# [WRITTEN EXERCISE]
Write the material out again in full, exactly.

-- Begin EXERCISE MATERIAL --

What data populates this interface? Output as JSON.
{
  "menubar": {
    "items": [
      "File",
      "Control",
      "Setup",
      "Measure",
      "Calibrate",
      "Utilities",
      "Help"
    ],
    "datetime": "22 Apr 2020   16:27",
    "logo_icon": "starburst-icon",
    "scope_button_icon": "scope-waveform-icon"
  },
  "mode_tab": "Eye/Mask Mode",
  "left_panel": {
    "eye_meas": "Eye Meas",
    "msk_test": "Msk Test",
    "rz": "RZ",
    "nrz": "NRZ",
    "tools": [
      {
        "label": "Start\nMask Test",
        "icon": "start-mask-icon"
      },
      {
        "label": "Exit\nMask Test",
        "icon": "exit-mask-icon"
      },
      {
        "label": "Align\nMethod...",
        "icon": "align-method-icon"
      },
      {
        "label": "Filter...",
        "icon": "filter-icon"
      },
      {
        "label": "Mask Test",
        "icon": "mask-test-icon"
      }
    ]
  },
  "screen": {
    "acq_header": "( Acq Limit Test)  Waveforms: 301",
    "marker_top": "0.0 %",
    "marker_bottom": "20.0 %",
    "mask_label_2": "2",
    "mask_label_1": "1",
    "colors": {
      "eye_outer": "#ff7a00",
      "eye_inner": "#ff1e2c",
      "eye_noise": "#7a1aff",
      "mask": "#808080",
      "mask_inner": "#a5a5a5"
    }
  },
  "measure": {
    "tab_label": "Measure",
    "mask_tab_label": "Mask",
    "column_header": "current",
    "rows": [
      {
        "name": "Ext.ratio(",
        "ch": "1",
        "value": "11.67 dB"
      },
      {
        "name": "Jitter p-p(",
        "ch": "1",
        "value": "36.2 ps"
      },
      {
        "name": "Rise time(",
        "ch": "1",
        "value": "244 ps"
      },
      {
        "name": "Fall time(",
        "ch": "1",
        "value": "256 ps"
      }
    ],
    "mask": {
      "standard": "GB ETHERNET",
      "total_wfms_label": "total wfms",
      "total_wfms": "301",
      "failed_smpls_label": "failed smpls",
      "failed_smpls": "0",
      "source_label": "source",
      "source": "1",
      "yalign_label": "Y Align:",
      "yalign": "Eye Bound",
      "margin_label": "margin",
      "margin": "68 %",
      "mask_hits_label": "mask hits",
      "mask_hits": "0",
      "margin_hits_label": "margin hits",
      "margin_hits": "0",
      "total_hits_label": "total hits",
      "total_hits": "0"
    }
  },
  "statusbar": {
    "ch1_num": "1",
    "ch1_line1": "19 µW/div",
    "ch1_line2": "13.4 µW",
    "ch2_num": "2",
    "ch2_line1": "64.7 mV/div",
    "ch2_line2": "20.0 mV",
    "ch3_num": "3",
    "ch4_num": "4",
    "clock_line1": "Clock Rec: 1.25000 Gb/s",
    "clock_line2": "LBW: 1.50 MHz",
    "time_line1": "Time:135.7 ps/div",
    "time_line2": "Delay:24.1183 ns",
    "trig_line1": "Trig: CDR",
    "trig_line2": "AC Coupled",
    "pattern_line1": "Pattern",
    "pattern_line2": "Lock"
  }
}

-- End EXERCISE MATERIAL --

# [FINAL RESULT]
What data populates this interface? Output as JSON.
{
  "menubar": {
    "items": [
      "File",
      "Control",
      "Setup",
      "Measure",
      "Calibrate",
      "Utilities",
      "Help"
    ],
    "datetime": "22 Apr 2020   16:27",
    "logo_icon": "starburst-icon",
    "scope_button_icon": "scope-waveform-icon"
  },
  "mode_tab": "Eye/Mask Mode",
  "left_panel": {
    "eye_meas": "Eye Meas",
    "msk_test": "Msk Test",
    "rz": "RZ",
    "nrz": "NRZ",
    "tools": [
      {
        "label": "Start\nMask Test",
        "icon": "start-mask-icon"
      },
      {
        "label": "Exit\nMask Test",
        "icon": "exit-mask-icon"
      },
      {
        "label": "Align\nMethod...",
        "icon": "align-method-icon"
      },
      {
        "label": "Filter...",
        "icon": "filter-icon"
      },
      {
        "label": "Mask Test",
        "icon": "mask-test-icon"
      }
    ]
  },
  "screen": {
    "acq_header": "( Acq Limit Test)  Waveforms: 301",
    "marker_top": "0.0 %",
    "marker_bottom": "20.0 %",
    "mask_label_2": "2",
    "mask_label_1": "1",
    "colors": {
      "eye_outer": "#ff7a00",
      "eye_inner": "#ff1e2c",
      "eye_noise": "#7a1aff",
      "mask": "#808080",
      "mask_inner": "#a5a5a5"
    }
  },
  "measure": {
    "tab_label": "Measure",
    "mask_tab_label": "Mask",
    "column_header": "current",
    "rows": [
      {
        "name": "Ext.ratio(",
        "ch": "1",
        "value": "11.67 dB"
      },
      {
        "name": "Jitter p-p(",
        "ch": "1",
        "value": "36.2 ps"
      },
      {
        "name": "Rise time(",
        "ch": "1",
        "value": "244 ps"
      },
      {
        "name": "Fall time(",
        "ch": "1",
        "value": "256 ps"
      }
    ],
    "mask": {
      "standard": "GB ETHERNET",
      "total_wfms_label": "total wfms",
      "total_wfms": "301",
      "failed_smpls_label": "failed smpls",
      "failed_smpls": "0",
      "source_label": "source",
      "source": "1",
      "yalign_label": "Y Align:",
      "yalign": "Eye Bound",
      "margin_label": "margin",
      "margin": "68 %",
      "mask_hits_label": "mask hits",
      "mask_hits": "0",
      "margin_hits_label": "margin hits",
      "margin_hits": "0",
      "total_hits_label": "total hits",
      "total_hits": "0"
    }
  },
  "statusbar": {
    "ch1_num": "1",
    "ch1_line1": "19 µW/div",
    "ch1_line2": "13.4 µW",
    "ch2_num": "2",
    "ch2_line1": "64.7 mV/div",
    "ch2_line2": "20.0 mV",
    "ch3_num": "3",
    "ch4_num": "4",
    "clock_line1": "Clock Rec: 1.25000 Gb/s",
    "clock_line2": "LBW: 1.50 MHz",
    "time_line1": "Time:135.7 ps/div",
    "time_line2": "Delay:24.1183 ns",
    "trig_line1": "Trig: CDR",
    "trig_line2": "AC Coupled",
    "pattern_line1": "Pattern",
    "pattern_line2": "Lock"
  }
}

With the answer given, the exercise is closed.